**Work required**
Below are records; count the lines in them that hold "JSON" and give only the count.

* Start Exercise input *

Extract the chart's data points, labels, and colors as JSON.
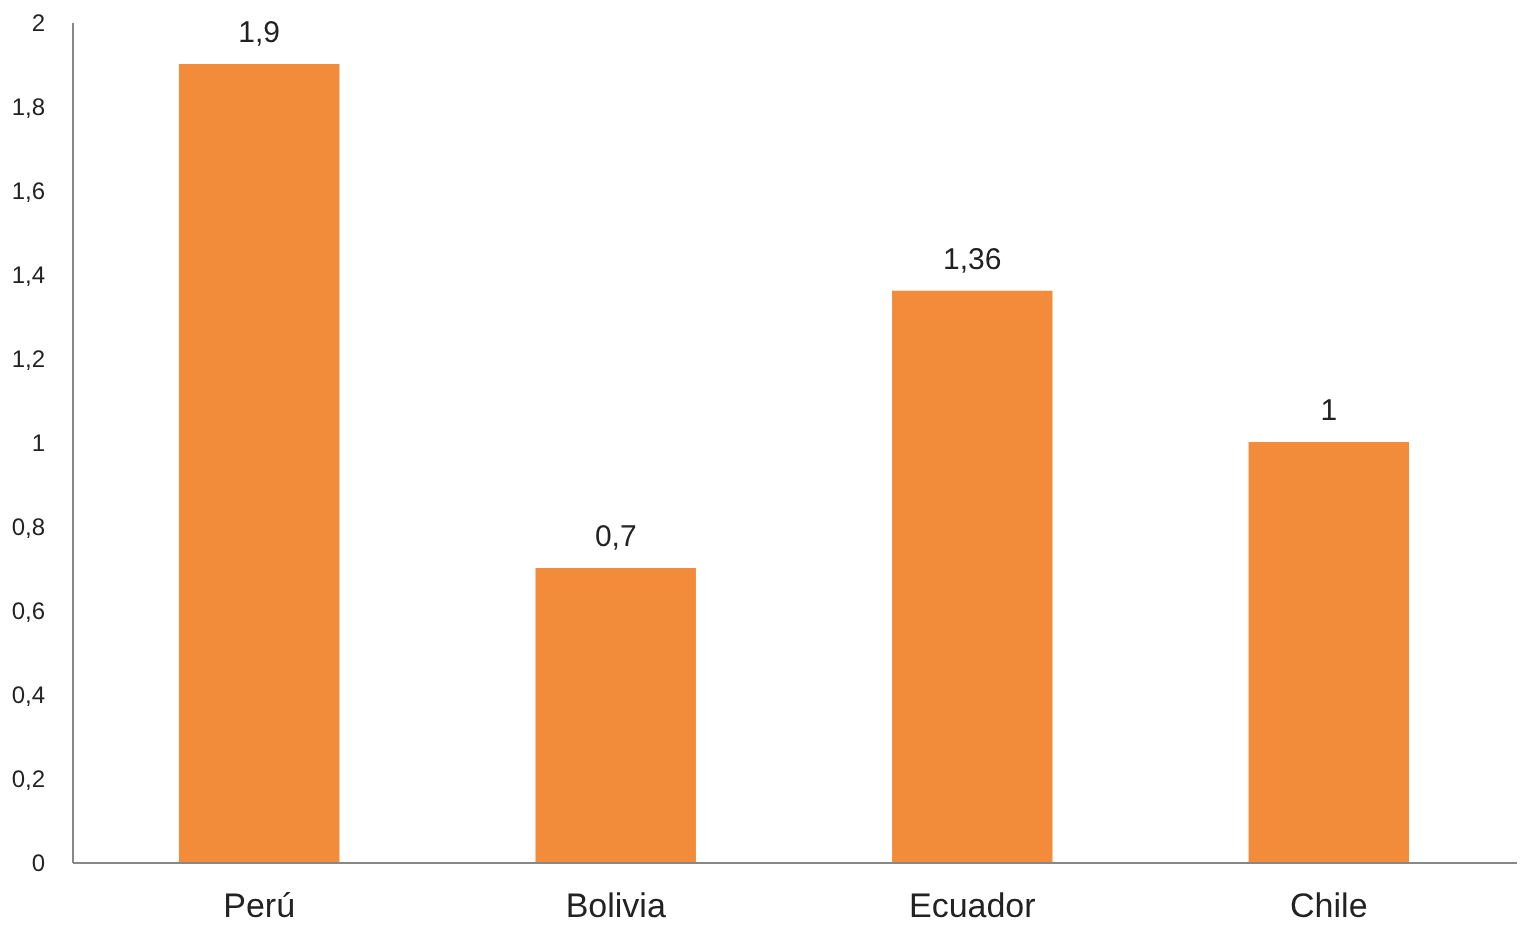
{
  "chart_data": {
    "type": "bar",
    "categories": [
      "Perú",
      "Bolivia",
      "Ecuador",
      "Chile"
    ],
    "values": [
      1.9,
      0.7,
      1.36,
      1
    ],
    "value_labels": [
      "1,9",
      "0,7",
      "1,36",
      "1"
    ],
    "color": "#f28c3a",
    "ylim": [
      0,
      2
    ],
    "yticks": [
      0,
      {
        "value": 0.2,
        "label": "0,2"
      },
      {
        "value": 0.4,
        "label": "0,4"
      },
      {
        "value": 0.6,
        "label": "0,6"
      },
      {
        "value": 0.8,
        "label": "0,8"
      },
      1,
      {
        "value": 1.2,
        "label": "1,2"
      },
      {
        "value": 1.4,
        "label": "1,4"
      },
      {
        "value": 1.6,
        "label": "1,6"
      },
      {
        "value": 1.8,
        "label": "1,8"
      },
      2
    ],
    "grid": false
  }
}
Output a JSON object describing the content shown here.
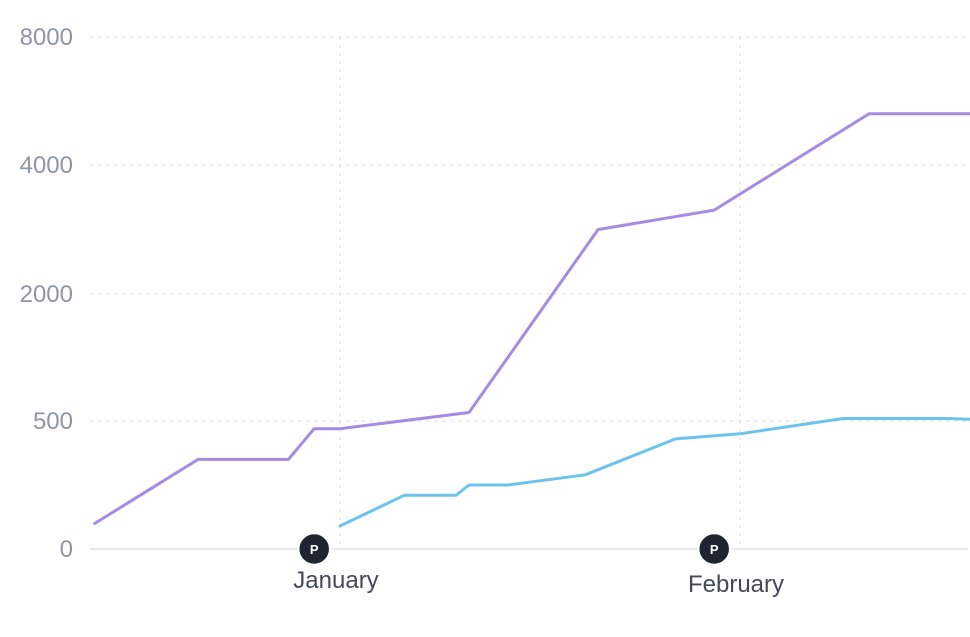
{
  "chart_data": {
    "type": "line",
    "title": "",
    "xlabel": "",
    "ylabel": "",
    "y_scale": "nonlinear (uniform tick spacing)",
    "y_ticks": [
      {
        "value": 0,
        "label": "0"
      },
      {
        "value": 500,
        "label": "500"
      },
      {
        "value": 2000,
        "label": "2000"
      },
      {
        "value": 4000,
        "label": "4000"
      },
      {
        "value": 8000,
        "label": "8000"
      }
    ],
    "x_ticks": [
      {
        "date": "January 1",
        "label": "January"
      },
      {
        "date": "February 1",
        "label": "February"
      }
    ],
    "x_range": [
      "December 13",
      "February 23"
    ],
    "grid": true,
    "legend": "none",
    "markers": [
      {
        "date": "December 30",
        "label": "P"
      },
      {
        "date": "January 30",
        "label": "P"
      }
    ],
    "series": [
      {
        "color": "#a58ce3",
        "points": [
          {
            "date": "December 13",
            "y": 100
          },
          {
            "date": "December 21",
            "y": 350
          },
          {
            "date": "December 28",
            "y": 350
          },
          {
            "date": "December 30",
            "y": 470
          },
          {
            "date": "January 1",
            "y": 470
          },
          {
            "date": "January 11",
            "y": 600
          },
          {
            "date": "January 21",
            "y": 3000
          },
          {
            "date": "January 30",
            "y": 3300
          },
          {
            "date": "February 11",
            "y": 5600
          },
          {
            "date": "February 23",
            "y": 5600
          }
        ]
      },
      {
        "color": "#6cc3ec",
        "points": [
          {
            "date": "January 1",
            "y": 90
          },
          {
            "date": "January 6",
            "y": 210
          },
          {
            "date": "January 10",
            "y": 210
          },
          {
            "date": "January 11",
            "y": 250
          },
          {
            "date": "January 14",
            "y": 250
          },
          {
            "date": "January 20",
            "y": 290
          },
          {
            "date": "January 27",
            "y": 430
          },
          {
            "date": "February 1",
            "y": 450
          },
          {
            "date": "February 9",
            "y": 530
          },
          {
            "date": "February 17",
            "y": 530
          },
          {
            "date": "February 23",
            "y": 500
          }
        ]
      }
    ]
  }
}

* End Exercise input *
* Start Exercise input *

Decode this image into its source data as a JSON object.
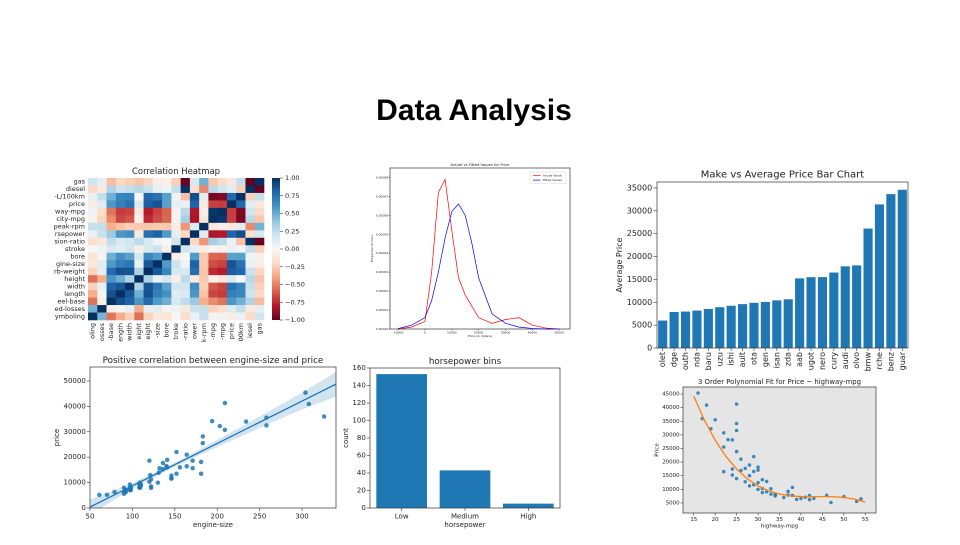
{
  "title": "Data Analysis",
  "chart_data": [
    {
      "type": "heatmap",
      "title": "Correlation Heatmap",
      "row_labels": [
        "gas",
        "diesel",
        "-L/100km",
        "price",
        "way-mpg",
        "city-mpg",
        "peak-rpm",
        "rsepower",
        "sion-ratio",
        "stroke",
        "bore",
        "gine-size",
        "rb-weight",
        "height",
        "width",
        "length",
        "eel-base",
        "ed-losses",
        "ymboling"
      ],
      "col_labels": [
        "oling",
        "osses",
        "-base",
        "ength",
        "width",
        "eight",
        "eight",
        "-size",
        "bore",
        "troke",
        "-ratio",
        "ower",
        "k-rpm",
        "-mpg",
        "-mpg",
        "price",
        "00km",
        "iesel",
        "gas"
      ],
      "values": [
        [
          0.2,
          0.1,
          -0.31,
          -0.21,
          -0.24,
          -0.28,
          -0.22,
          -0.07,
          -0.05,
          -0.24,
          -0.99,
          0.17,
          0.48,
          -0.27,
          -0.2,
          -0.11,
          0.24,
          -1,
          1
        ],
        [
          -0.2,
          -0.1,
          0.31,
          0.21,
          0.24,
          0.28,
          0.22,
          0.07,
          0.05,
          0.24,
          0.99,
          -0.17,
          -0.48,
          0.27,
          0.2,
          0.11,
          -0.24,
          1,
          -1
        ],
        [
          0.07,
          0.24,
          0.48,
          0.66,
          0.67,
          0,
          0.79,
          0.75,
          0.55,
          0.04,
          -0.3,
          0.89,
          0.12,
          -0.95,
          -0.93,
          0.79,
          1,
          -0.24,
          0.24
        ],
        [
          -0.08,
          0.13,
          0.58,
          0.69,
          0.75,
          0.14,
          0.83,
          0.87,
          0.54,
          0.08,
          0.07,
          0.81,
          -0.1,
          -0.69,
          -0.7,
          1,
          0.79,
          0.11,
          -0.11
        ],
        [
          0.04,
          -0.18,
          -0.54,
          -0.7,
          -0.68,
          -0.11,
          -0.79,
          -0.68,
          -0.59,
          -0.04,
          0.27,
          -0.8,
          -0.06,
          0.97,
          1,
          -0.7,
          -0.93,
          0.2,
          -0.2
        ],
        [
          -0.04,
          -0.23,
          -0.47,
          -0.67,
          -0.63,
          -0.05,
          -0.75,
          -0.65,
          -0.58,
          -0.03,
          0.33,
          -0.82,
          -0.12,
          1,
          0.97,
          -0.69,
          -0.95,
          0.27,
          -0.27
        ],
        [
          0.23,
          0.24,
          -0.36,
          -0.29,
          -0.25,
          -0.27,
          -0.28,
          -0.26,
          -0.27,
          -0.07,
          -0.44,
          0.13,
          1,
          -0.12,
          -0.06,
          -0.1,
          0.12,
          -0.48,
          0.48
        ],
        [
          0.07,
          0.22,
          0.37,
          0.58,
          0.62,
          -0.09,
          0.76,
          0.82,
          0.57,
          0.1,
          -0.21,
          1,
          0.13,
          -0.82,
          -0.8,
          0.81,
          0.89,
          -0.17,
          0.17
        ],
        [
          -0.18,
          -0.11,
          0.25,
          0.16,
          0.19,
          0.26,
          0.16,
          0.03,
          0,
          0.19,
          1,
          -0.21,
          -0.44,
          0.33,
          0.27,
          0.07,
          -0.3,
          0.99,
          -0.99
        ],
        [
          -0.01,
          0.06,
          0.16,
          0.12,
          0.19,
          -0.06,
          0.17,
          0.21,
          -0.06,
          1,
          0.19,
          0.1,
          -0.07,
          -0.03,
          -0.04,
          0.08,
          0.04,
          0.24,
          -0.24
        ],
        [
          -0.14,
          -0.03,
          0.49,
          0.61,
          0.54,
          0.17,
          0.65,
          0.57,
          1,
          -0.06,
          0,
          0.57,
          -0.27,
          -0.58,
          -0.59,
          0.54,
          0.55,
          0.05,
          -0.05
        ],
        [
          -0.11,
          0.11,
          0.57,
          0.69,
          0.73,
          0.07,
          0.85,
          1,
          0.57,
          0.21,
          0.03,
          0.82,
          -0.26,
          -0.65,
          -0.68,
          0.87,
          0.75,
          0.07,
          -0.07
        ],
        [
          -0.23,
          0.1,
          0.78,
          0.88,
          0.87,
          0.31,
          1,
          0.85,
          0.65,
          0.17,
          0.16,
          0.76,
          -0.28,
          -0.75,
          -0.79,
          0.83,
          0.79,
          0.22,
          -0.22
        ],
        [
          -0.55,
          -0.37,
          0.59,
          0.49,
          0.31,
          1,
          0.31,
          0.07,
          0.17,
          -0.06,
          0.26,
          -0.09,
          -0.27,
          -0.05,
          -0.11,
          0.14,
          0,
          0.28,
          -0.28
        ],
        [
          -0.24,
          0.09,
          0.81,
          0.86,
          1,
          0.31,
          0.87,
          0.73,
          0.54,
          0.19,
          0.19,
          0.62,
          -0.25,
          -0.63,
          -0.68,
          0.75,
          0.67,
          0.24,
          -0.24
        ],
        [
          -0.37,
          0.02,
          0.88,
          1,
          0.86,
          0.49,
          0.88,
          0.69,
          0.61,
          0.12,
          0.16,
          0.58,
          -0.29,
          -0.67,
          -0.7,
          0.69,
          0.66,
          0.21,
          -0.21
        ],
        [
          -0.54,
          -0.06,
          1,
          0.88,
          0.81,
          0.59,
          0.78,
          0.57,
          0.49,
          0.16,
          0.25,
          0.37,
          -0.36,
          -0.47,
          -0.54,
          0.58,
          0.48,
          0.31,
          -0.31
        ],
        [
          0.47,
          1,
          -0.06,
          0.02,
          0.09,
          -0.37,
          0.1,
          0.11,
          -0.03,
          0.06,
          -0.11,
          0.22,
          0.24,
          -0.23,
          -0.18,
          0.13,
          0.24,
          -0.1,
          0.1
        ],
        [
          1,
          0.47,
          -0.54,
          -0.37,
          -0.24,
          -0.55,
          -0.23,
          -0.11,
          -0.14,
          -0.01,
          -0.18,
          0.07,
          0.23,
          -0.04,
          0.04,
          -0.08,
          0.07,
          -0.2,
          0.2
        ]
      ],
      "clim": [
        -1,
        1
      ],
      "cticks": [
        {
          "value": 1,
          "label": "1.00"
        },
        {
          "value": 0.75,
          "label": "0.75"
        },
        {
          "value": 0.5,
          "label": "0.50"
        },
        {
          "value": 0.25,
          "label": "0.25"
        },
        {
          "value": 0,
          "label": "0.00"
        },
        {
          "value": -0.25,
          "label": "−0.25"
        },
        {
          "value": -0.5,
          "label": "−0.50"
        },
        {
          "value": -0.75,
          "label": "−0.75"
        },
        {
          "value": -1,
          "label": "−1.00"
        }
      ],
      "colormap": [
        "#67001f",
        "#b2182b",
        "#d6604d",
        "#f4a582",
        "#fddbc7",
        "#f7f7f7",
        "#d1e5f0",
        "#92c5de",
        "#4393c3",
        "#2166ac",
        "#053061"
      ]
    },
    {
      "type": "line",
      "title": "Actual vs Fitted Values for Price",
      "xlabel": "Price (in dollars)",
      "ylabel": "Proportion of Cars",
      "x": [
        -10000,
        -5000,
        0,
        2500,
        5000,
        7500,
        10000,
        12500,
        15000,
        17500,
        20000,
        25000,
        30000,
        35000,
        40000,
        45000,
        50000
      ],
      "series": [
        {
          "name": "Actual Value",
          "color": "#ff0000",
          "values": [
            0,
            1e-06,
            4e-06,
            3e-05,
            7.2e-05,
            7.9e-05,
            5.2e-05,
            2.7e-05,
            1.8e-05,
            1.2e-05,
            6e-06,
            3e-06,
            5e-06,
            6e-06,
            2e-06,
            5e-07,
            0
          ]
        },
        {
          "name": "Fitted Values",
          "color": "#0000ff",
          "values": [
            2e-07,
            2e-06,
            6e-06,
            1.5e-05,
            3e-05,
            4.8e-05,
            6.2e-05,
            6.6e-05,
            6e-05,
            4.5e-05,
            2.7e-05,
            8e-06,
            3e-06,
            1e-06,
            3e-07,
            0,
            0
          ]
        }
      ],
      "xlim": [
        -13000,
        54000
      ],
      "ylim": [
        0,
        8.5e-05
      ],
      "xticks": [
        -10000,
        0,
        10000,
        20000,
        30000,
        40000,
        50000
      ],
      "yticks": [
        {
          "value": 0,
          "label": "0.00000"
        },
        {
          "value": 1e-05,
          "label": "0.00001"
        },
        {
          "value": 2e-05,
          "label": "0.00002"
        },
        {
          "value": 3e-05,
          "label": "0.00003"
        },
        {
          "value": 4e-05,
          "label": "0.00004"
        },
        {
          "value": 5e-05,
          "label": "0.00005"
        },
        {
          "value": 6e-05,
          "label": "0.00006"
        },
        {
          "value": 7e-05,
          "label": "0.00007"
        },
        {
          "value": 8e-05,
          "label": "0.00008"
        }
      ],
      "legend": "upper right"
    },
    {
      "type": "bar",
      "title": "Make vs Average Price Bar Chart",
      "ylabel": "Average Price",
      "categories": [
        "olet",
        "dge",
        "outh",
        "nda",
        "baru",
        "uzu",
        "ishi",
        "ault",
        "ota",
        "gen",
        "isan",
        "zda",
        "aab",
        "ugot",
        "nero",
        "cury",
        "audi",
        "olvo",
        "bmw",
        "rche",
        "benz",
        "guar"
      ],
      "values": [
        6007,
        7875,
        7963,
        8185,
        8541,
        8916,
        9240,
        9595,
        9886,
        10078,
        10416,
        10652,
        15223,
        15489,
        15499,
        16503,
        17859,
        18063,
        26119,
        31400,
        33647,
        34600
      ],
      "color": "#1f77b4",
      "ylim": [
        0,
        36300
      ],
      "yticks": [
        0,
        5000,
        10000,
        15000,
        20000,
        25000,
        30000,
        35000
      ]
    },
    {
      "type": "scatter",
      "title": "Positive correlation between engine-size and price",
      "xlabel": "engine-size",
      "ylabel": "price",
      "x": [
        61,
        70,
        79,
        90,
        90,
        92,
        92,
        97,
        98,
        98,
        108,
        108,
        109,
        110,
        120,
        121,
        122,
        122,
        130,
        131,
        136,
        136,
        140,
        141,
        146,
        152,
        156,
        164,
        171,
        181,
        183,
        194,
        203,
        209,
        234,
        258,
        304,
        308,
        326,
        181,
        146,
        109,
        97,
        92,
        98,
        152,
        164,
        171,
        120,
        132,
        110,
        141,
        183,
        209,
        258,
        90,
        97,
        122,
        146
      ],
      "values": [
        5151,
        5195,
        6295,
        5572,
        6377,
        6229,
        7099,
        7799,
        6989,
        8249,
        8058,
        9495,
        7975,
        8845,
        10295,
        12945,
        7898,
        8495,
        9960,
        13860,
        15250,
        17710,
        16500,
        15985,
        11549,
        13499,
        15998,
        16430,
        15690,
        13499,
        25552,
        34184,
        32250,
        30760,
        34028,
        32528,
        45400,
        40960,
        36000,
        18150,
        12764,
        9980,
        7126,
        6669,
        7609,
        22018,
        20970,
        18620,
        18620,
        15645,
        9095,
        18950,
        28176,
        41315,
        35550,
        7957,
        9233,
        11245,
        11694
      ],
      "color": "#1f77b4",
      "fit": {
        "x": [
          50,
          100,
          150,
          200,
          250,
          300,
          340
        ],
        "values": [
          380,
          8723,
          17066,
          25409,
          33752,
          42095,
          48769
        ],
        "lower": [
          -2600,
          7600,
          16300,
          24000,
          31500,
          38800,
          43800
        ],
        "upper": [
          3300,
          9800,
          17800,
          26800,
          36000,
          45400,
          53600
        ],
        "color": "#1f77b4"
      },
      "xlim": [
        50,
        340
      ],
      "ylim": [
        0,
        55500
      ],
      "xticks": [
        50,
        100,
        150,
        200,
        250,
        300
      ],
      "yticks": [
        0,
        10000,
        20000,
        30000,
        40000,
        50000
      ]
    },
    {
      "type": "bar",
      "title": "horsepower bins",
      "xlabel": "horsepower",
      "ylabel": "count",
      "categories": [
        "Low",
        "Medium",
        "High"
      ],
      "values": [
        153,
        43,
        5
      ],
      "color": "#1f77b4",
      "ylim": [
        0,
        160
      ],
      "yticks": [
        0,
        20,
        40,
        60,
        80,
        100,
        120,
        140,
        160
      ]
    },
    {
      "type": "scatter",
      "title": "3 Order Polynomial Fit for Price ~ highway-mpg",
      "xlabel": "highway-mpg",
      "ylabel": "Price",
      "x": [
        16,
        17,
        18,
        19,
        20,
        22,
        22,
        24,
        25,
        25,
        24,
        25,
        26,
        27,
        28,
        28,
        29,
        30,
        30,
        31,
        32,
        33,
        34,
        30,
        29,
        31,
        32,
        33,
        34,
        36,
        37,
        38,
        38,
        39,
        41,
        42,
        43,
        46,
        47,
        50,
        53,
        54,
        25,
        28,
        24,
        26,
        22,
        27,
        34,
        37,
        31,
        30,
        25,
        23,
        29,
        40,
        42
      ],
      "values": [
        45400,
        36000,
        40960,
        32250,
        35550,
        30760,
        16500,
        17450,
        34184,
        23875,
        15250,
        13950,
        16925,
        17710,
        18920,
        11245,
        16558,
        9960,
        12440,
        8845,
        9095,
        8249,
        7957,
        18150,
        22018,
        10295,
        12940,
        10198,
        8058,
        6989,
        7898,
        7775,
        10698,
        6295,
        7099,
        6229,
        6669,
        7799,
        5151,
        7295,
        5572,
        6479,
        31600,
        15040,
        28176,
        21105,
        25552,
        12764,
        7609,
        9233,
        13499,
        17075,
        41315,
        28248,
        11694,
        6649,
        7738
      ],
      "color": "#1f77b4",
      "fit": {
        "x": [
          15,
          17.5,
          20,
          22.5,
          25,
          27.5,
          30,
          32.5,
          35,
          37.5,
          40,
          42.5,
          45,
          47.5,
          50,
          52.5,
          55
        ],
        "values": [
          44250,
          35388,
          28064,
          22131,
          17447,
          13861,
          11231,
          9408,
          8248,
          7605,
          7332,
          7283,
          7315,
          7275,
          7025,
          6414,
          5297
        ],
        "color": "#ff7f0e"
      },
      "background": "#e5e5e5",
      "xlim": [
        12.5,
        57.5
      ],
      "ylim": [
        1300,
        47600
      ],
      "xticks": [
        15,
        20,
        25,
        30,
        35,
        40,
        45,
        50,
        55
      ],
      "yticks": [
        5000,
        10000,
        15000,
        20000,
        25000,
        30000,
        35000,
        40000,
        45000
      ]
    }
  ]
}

* End Exercise input *

**Final answer**
3